• SumoMe

I don’t know about you, but temporarily turning into a bear sounds like a pretty sweet deal. Luckily, the nice people over at Ursa Major helped me realize this dream by sending over some bear potions–not really, but it’s as close as modern science will allow us to get. Perhaps this is why their logo is a bear?

But seriously, all kidding aside, Ursa Major is the real deal. Tonight I used both the face wash in the shower while my conditioner was doing its thing, and then I shaved after I got out of the shower. After that, I turned back into a human from a bear so that I could spread the word on these outstanding products. Let’s take them one at a time:

Clears out your pores without tearing up your skin.

Ursa Major Fantastic Face Wash

When I first flipped open the bottle and put some of this in my hands, the first thing that hit me was the incredible aroma. Maybe it was because the shower amplified the scent, or maybe bears are able to smell a lot better than humans. Whatever the reason, the face wash (and the shave cream) has a great aromatic scent that takes your bathroom and moves it into a bubbling brook. Don’t worry, nobody can see you.

========================

What you need to do:
a. In the Ursa Major review, what was the first thing that hit the writer on opening the face wash bottle?
b. Please output the part of the Ursa Major review that opens with the words containing "But seriously, all" and closes with "can see you.".

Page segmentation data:
========================

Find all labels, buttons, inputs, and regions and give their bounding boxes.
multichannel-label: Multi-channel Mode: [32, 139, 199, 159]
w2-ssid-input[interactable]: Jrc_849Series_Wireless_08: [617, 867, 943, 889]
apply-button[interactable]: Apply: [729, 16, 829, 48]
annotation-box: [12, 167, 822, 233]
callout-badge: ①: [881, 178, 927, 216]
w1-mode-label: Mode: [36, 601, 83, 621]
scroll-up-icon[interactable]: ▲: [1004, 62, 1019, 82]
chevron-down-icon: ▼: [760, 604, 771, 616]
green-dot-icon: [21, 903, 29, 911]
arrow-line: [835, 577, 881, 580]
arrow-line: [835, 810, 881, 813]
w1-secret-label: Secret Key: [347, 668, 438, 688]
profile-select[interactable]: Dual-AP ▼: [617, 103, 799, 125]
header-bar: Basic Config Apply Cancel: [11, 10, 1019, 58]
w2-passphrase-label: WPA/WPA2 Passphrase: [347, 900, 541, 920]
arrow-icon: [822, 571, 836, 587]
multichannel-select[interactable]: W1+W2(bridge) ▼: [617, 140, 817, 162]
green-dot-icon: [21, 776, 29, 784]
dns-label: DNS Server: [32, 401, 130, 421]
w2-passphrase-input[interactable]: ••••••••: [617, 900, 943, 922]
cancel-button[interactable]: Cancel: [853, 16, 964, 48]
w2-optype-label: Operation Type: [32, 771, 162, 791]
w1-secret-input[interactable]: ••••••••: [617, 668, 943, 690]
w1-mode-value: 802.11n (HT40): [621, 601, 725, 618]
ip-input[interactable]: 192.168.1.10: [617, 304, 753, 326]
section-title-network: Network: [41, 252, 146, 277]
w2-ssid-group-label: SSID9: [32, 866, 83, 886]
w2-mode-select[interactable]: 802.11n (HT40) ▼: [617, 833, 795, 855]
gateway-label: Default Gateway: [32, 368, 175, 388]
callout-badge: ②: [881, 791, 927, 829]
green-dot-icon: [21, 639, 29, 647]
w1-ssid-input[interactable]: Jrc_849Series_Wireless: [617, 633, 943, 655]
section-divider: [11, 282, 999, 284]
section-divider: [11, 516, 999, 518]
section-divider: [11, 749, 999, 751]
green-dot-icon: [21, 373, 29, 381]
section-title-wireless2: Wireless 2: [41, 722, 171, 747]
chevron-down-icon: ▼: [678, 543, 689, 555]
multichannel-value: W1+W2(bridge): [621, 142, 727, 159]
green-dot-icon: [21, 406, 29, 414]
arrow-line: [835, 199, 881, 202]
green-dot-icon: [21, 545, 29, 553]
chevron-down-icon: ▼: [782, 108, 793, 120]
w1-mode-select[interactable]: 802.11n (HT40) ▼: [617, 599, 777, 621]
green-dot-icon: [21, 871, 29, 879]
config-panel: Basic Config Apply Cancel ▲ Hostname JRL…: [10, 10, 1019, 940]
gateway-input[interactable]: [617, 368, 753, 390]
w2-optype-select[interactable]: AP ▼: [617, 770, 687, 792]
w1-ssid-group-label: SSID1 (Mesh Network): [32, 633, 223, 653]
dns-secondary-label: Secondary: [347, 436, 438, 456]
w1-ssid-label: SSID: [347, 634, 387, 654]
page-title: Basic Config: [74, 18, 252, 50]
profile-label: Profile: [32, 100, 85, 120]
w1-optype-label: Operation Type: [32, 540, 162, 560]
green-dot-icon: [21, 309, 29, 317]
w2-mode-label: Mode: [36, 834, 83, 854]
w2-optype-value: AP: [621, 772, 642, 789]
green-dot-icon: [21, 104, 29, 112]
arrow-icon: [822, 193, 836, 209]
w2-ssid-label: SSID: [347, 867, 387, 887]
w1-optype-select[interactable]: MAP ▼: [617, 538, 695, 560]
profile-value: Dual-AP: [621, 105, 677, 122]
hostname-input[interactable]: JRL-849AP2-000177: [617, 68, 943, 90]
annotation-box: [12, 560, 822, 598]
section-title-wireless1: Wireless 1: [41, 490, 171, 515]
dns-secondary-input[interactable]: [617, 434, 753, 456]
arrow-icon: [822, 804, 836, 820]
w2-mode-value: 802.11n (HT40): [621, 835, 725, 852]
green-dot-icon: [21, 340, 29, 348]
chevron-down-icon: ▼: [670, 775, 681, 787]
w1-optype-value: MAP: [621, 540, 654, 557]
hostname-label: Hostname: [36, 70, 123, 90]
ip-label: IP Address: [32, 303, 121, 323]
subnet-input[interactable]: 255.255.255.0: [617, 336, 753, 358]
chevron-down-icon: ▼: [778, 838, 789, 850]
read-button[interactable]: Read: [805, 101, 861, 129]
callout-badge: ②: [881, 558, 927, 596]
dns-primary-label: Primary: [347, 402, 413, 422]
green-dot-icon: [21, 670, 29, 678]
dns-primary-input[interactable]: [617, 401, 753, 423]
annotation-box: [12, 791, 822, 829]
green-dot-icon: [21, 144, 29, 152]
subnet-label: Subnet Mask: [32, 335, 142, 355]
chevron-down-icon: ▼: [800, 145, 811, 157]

========================

Responses by item number:
a. The incredible aroma.

b.
But seriously, all kidding aside, Ursa Major is the real deal. Tonight I used both the face wash in the shower while my conditioner was doing its thing, and then I shaved after I got out of the shower. After that, I turned back into a human from a bear so that I could spread the word on these outstanding products. Let’s take them one at a time:

Clears out your pores without tearing up your skin.

Ursa Major Fantastic Face Wash

When I first flipped open the bottle and put some of this in my hands, the first thing that hit me was the incredible aroma. Maybe it was because the shower amplified the scent, or maybe bears are able to smell a lot better than humans. Whatever the reason, the face wash (and the shave cream) has a great aromatic scent that takes your bathroom and moves it into a bubbling brook. Don’t worry, nobody can see you.